Requirement
Go through the material and write it all out exactly, minus the pictures.

--- Start of Excerpted data ---

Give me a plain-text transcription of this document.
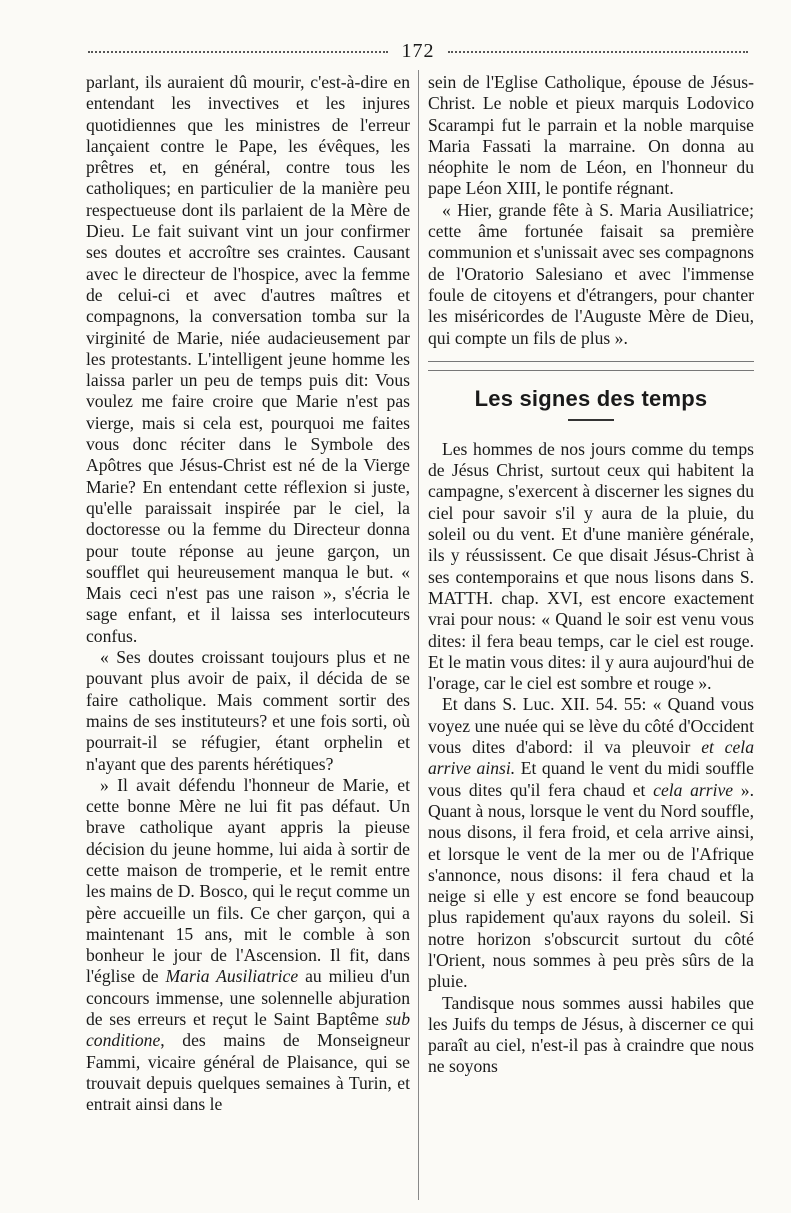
172

parlant, ils auraient dû mourir, c'est-à-dire en entendant les invectives et les injures quotidiennes que les ministres de l'erreur lançaient contre le Pape, les évêques, les prêtres et, en général, contre tous les catholiques; en particulier de la manière peu respectueuse dont ils parlaient de la Mère de Dieu. Le fait suivant vint un jour confirmer ses doutes et accroître ses craintes. Causant avec le directeur de l'hospice, avec la femme de celui-ci et avec d'autres maîtres et compagnons, la conversation tomba sur la virginité de Marie, niée audacieusement par les protestants. L'intelligent jeune homme les laissa parler un peu de temps puis dit: Vous voulez me faire croire que Marie n'est pas vierge, mais si cela est, pourquoi me faites vous donc réciter dans le Symbole des Apôtres que Jésus-Christ est né de la Vierge Marie? En entendant cette réflexion si juste, qu'elle paraissait inspirée par le ciel, la doctoresse ou la femme du Directeur donna pour toute réponse au jeune garçon, un soufflet qui heureusement manqua le but. « Mais ceci n'est pas une raison », s'écria le sage enfant, et il laissa ses interlocuteurs confus.

« Ses doutes croissant toujours plus et ne pouvant plus avoir de paix, il décida de se faire catholique. Mais comment sortir des mains de ses instituteurs? et une fois sorti, où pourrait-il se réfugier, étant orphelin et n'ayant que des parents hérétiques?

» Il avait défendu l'honneur de Marie, et cette bonne Mère ne lui fit pas défaut. Un brave catholique ayant appris la pieuse décision du jeune homme, lui aida à sortir de cette maison de tromperie, et le remit entre les mains de D. Bosco, qui le reçut comme un père accueille un fils. Ce cher garçon, qui a maintenant 15 ans, mit le comble à son bonheur le jour de l'Ascension. Il fit, dans l'église de Maria Ausiliatrice au milieu d'un concours immense, une solennelle abjuration de ses erreurs et reçut le Saint Baptême sub conditione, des mains de Monseigneur Fammi, vicaire général de Plaisance, qui se trouvait depuis quelques semaines à Turin, et entrait ainsi dans le

sein de l'Eglise Catholique, épouse de Jésus-Christ. Le noble et pieux marquis Lodovico Scarampi fut le parrain et la noble marquise Maria Fassati la marraine. On donna au néophite le nom de Léon, en l'honneur du pape Léon XIII, le pontife régnant.

« Hier, grande fête à S. Maria Ausiliatrice; cette âme fortunée faisait sa première communion et s'unissait avec ses compagnons de l'Oratorio Salesiano et avec l'immense foule de citoyens et d'étrangers, pour chanter les miséricordes de l'Auguste Mère de Dieu, qui compte un fils de plus ».

Les signes des temps

Les hommes de nos jours comme du temps de Jésus Christ, surtout ceux qui habitent la campagne, s'exercent à discerner les signes du ciel pour savoir s'il y aura de la pluie, du soleil ou du vent. Et d'une manière générale, ils y réussissent. Ce que disait Jésus-Christ à ses contemporains et que nous lisons dans S. MATTH. chap. XVI, est encore exactement vrai pour nous: « Quand le soir est venu vous dites: il fera beau temps, car le ciel est rouge. Et le matin vous dites: il y aura aujourd'hui de l'orage, car le ciel est sombre et rouge ».

Et dans S. Luc. XII. 54. 55: « Quand vous voyez une nuée qui se lève du côté d'Occident vous dites d'abord: il va pleuvoir et cela arrive ainsi. Et quand le vent du midi souffle vous dites qu'il fera chaud et cela arrive ». Quant à nous, lorsque le vent du Nord souffle, nous disons, il fera froid, et cela arrive ainsi, et lorsque le vent de la mer ou de l'Afrique s'annonce, nous disons: il fera chaud et la neige si elle y est encore se fond beaucoup plus rapidement qu'aux rayons du soleil. Si notre horizon s'obscurcit surtout du côté l'Orient, nous sommes à peu près sûrs de la pluie.

Tandisque nous sommes aussi habiles que les Juifs du temps de Jésus, à discerner ce qui paraît au ciel, n'est-il pas à craindre que nous ne soyons
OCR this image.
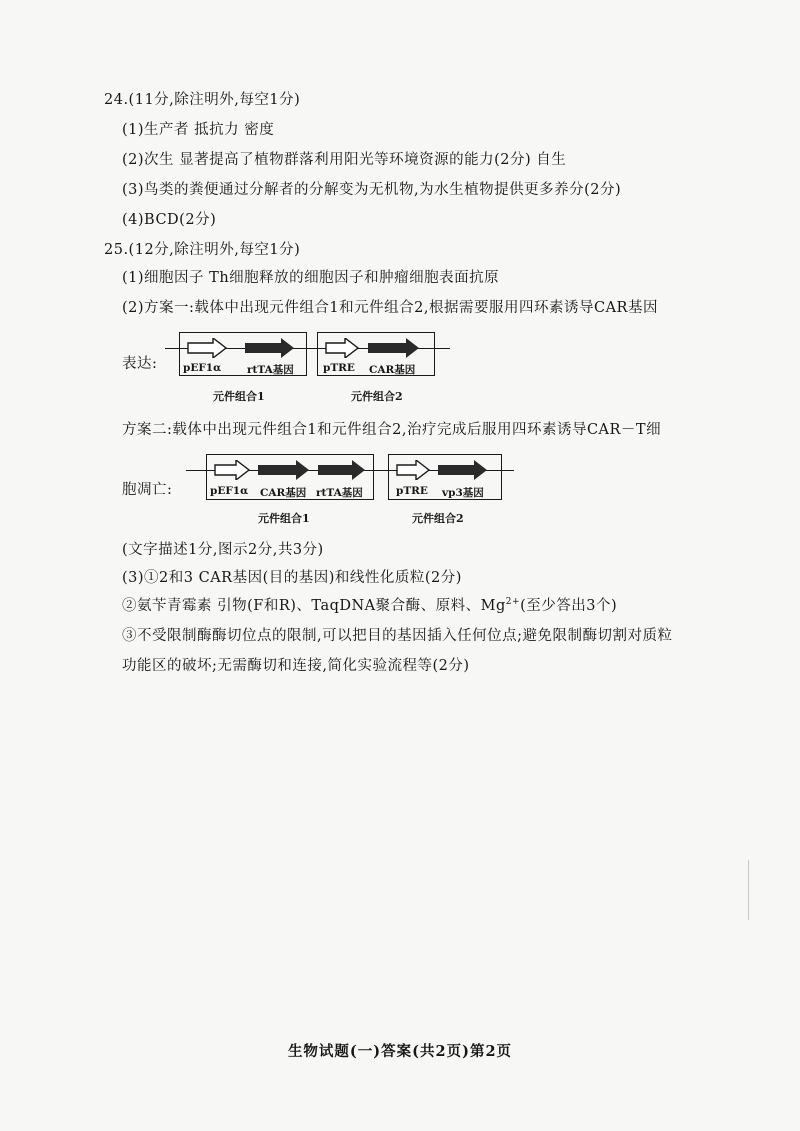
24.(11分,除注明外,每空1分)
(1)生产者 抵抗力 密度
(2)次生 显著提高了植物群落利用阳光等环境资源的能力(2分) 自生
(3)鸟类的粪便通过分解者的分解变为无机物,为水生植物提供更多养分(2分)
(4)BCD(2分)
25.(12分,除注明外,每空1分)
(1)细胞因子 Th细胞释放的细胞因子和肿瘤细胞表面抗原
(2)方案一:载体中出现元件组合1和元件组合2,根据需要服用四环素诱导CAR基因
表达: pEF1α rtTA基因
元件组合1
pTRE CAR基因
元件组合2
方案二:载体中出现元件组合1和元件组合2,治疗完成后服用四环素诱导CAR－T细
胞凋亡:	pEF1α CAR基因 rtTA基因
元件组合1
pTRE vp3基因
元件组合2
(文字描述1分,图示2分,共3分)
(3)①2和3 CAR基因(目的基因)和线性化质粒(2分)
②氨苄青霉素 引物(F和R)、TaqDNA聚合酶、原料、$Mg^{2+}$(至少答出3个)
③不受限制酶酶切位点的限制,可以把目的基因插入任何位点;避免限制酶切割对质粒
功能区的破坏;无需酶切和连接,简化实验流程等(2分)
生物试题(一)答案(共2页)第2页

--- End of Excerpted data ---

Result for this exercise
Give me a plain-text transcription of this document.
172

parlant, ils auraient dû mourir, c'est-à-dire en entendant les invectives et les injures quotidiennes que les ministres de l'erreur lançaient contre le Pape, les évêques, les prêtres et, en général, contre tous les catholiques; en particulier de la manière peu respectueuse dont ils parlaient de la Mère de Dieu. Le fait suivant vint un jour confirmer ses doutes et accroître ses craintes. Causant avec le directeur de l'hospice, avec la femme de celui-ci et avec d'autres maîtres et compagnons, la conversation tomba sur la virginité de Marie, niée audacieusement par les protestants. L'intelligent jeune homme les laissa parler un peu de temps puis dit: Vous voulez me faire croire que Marie n'est pas vierge, mais si cela est, pourquoi me faites vous donc réciter dans le Symbole des Apôtres que Jésus-Christ est né de la Vierge Marie? En entendant cette réflexion si juste, qu'elle paraissait inspirée par le ciel, la doctoresse ou la femme du Directeur donna pour toute réponse au jeune garçon, un soufflet qui heureusement manqua le but. « Mais ceci n'est pas une raison », s'écria le sage enfant, et il laissa ses interlocuteurs confus.

« Ses doutes croissant toujours plus et ne pouvant plus avoir de paix, il décida de se faire catholique. Mais comment sortir des mains de ses instituteurs? et une fois sorti, où pourrait-il se réfugier, étant orphelin et n'ayant que des parents hérétiques?

» Il avait défendu l'honneur de Marie, et cette bonne Mère ne lui fit pas défaut. Un brave catholique ayant appris la pieuse décision du jeune homme, lui aida à sortir de cette maison de tromperie, et le remit entre les mains de D. Bosco, qui le reçut comme un père accueille un fils. Ce cher garçon, qui a maintenant 15 ans, mit le comble à son bonheur le jour de l'Ascension. Il fit, dans l'église de Maria Ausiliatrice au milieu d'un concours immense, une solennelle abjuration de ses erreurs et reçut le Saint Baptême sub conditione, des mains de Monseigneur Fammi, vicaire général de Plaisance, qui se trouvait depuis quelques semaines à Turin, et entrait ainsi dans le

sein de l'Eglise Catholique, épouse de Jésus-Christ. Le noble et pieux marquis Lodovico Scarampi fut le parrain et la noble marquise Maria Fassati la marraine. On donna au néophite le nom de Léon, en l'honneur du pape Léon XIII, le pontife régnant.

« Hier, grande fête à S. Maria Ausiliatrice; cette âme fortunée faisait sa première communion et s'unissait avec ses compagnons de l'Oratorio Salesiano et avec l'immense foule de citoyens et d'étrangers, pour chanter les miséricordes de l'Auguste Mère de Dieu, qui compte un fils de plus ».

Les signes des temps

Les hommes de nos jours comme du temps de Jésus Christ, surtout ceux qui habitent la campagne, s'exercent à discerner les signes du ciel pour savoir s'il y aura de la pluie, du soleil ou du vent. Et d'une manière générale, ils y réussissent. Ce que disait Jésus-Christ à ses contemporains et que nous lisons dans S. MATTH. chap. XVI, est encore exactement vrai pour nous: « Quand le soir est venu vous dites: il fera beau temps, car le ciel est rouge. Et le matin vous dites: il y aura aujourd'hui de l'orage, car le ciel est sombre et rouge ».

Et dans S. Luc. XII. 54. 55: « Quand vous voyez une nuée qui se lève du côté d'Occident vous dites d'abord: il va pleuvoir et cela arrive ainsi. Et quand le vent du midi souffle vous dites qu'il fera chaud et cela arrive ». Quant à nous, lorsque le vent du Nord souffle, nous disons, il fera froid, et cela arrive ainsi, et lorsque le vent de la mer ou de l'Afrique s'annonce, nous disons: il fera chaud et la neige si elle y est encore se fond beaucoup plus rapidement qu'aux rayons du soleil. Si notre horizon s'obscurcit surtout du côté l'Orient, nous sommes à peu près sûrs de la pluie.

Tandisque nous sommes aussi habiles que les Juifs du temps de Jésus, à discerner ce qui paraît au ciel, n'est-il pas à craindre que nous ne soyons
OCR this image.
24.(11分,除注明外,每空1分)
(1)生产者 抵抗力 密度
(2)次生 显著提高了植物群落利用阳光等环境资源的能力(2分) 自生
(3)鸟类的粪便通过分解者的分解变为无机物,为水生植物提供更多养分(2分)
(4)BCD(2分)
25.(12分,除注明外,每空1分)
(1)细胞因子 Th细胞释放的细胞因子和肿瘤细胞表面抗原
(2)方案一:载体中出现元件组合1和元件组合2,根据需要服用四环素诱导CAR基因
表达: pEF1α rtTA基因
元件组合1
pTRE CAR基因
元件组合2
方案二:载体中出现元件组合1和元件组合2,治疗完成后服用四环素诱导CAR－T细
胞凋亡:	pEF1α CAR基因 rtTA基因
元件组合1
pTRE vp3基因
元件组合2
(文字描述1分,图示2分,共3分)
(3)①2和3 CAR基因(目的基因)和线性化质粒(2分)
②氨苄青霉素 引物(F和R)、TaqDNA聚合酶、原料、$Mg^{2+}$(至少答出3个)
③不受限制酶酶切位点的限制,可以把目的基因插入任何位点;避免限制酶切割对质粒
功能区的破坏;无需酶切和连接,简化实验流程等(2分)
生物试题(一)答案(共2页)第2页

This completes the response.